▸ **TASK REQUIREMENTS**
Set down the full listing exactly as given. Any pictures are to be left out.

[Extracted records]

━━━━━━━━

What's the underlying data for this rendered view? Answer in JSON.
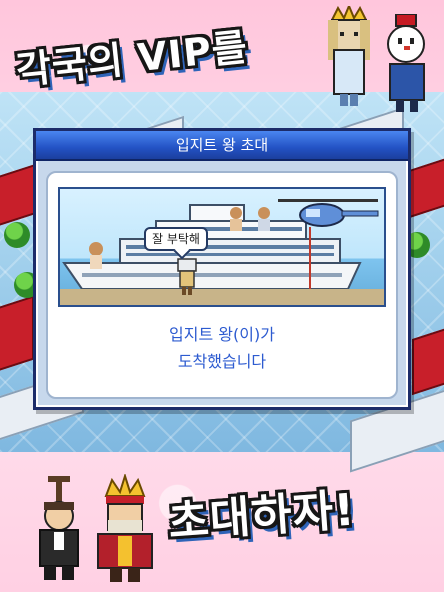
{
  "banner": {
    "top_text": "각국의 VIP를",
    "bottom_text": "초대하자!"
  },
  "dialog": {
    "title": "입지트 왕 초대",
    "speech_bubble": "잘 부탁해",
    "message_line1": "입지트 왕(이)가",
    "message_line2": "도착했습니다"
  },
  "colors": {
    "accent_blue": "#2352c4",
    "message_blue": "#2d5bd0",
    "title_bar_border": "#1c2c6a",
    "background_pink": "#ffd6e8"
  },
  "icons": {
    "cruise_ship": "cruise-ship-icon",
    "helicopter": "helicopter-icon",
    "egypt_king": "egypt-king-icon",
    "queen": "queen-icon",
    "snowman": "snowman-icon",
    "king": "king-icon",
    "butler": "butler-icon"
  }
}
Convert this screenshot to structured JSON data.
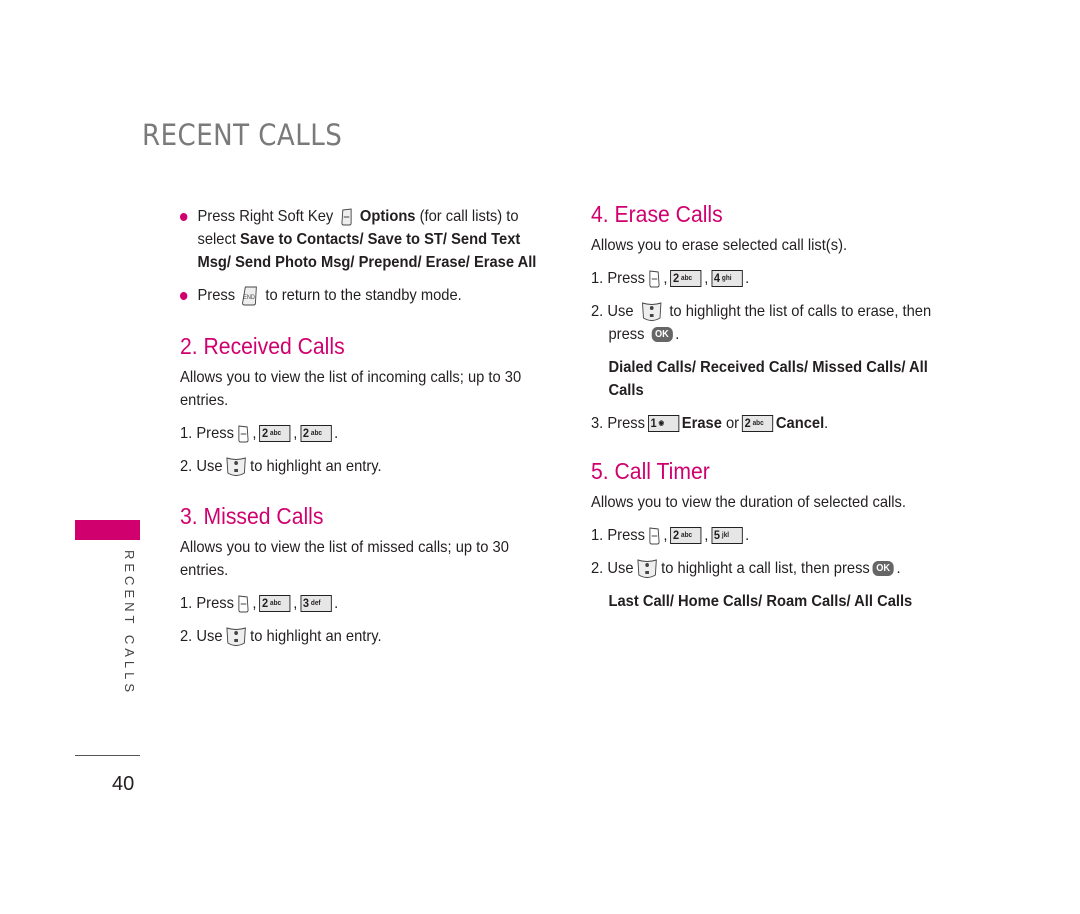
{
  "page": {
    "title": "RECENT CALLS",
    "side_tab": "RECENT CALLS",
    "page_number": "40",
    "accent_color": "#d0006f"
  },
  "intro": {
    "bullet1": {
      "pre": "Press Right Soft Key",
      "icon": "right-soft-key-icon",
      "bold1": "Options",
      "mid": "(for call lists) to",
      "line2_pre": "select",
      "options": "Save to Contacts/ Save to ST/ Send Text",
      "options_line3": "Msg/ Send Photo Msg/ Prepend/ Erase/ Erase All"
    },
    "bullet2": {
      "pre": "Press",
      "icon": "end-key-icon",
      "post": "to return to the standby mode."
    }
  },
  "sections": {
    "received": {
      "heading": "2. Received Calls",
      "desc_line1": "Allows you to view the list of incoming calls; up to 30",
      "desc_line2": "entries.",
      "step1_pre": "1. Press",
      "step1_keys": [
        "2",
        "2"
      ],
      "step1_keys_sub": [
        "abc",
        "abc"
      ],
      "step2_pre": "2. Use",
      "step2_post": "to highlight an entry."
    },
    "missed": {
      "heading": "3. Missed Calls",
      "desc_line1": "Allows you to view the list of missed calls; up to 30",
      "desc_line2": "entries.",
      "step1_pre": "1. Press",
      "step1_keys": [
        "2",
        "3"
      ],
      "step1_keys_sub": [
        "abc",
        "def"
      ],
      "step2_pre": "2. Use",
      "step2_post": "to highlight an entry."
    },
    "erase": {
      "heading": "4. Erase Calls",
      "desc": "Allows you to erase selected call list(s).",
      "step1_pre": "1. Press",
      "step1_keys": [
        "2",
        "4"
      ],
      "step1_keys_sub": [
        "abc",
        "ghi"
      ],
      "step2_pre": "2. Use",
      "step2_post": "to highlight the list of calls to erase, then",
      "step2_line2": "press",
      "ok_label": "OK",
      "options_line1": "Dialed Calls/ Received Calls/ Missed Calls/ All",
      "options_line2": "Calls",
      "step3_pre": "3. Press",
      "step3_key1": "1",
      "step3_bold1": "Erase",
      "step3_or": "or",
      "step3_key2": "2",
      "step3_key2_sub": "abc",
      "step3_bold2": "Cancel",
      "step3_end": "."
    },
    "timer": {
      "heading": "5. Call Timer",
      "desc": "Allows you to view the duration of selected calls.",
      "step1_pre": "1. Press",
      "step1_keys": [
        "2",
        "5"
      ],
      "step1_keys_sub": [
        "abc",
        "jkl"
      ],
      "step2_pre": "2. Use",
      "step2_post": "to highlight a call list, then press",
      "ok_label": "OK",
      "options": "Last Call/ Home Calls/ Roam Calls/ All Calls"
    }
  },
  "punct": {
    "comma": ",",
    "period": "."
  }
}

━━━━━━━━

▸ **CORRECT RESPONSE**
What's the underlying data for this rendered view? Answer in JSON.
{
  "banner": {
    "top_text": "각국의 VIP를",
    "bottom_text": "초대하자!"
  },
  "dialog": {
    "title": "입지트 왕 초대",
    "speech_bubble": "잘 부탁해",
    "message_line1": "입지트 왕(이)가",
    "message_line2": "도착했습니다"
  },
  "colors": {
    "accent_blue": "#2352c4",
    "message_blue": "#2d5bd0",
    "title_bar_border": "#1c2c6a",
    "background_pink": "#ffd6e8"
  },
  "icons": {
    "cruise_ship": "cruise-ship-icon",
    "helicopter": "helicopter-icon",
    "egypt_king": "egypt-king-icon",
    "queen": "queen-icon",
    "snowman": "snowman-icon",
    "king": "king-icon",
    "butler": "butler-icon"
  }
}
Convert this screenshot to structured JSON data.
{
  "page": {
    "title": "RECENT CALLS",
    "side_tab": "RECENT CALLS",
    "page_number": "40",
    "accent_color": "#d0006f"
  },
  "intro": {
    "bullet1": {
      "pre": "Press Right Soft Key",
      "icon": "right-soft-key-icon",
      "bold1": "Options",
      "mid": "(for call lists) to",
      "line2_pre": "select",
      "options": "Save to Contacts/ Save to ST/ Send Text",
      "options_line3": "Msg/ Send Photo Msg/ Prepend/ Erase/ Erase All"
    },
    "bullet2": {
      "pre": "Press",
      "icon": "end-key-icon",
      "post": "to return to the standby mode."
    }
  },
  "sections": {
    "received": {
      "heading": "2. Received Calls",
      "desc_line1": "Allows you to view the list of incoming calls; up to 30",
      "desc_line2": "entries.",
      "step1_pre": "1. Press",
      "step1_keys": [
        "2",
        "2"
      ],
      "step1_keys_sub": [
        "abc",
        "abc"
      ],
      "step2_pre": "2. Use",
      "step2_post": "to highlight an entry."
    },
    "missed": {
      "heading": "3. Missed Calls",
      "desc_line1": "Allows you to view the list of missed calls; up to 30",
      "desc_line2": "entries.",
      "step1_pre": "1. Press",
      "step1_keys": [
        "2",
        "3"
      ],
      "step1_keys_sub": [
        "abc",
        "def"
      ],
      "step2_pre": "2. Use",
      "step2_post": "to highlight an entry."
    },
    "erase": {
      "heading": "4. Erase Calls",
      "desc": "Allows you to erase selected call list(s).",
      "step1_pre": "1. Press",
      "step1_keys": [
        "2",
        "4"
      ],
      "step1_keys_sub": [
        "abc",
        "ghi"
      ],
      "step2_pre": "2. Use",
      "step2_post": "to highlight the list of calls to erase, then",
      "step2_line2": "press",
      "ok_label": "OK",
      "options_line1": "Dialed Calls/ Received Calls/ Missed Calls/ All",
      "options_line2": "Calls",
      "step3_pre": "3. Press",
      "step3_key1": "1",
      "step3_bold1": "Erase",
      "step3_or": "or",
      "step3_key2": "2",
      "step3_key2_sub": "abc",
      "step3_bold2": "Cancel",
      "step3_end": "."
    },
    "timer": {
      "heading": "5. Call Timer",
      "desc": "Allows you to view the duration of selected calls.",
      "step1_pre": "1. Press",
      "step1_keys": [
        "2",
        "5"
      ],
      "step1_keys_sub": [
        "abc",
        "jkl"
      ],
      "step2_pre": "2. Use",
      "step2_post": "to highlight a call list, then press",
      "ok_label": "OK",
      "options": "Last Call/ Home Calls/ Roam Calls/ All Calls"
    }
  },
  "punct": {
    "comma": ",",
    "period": "."
  }
}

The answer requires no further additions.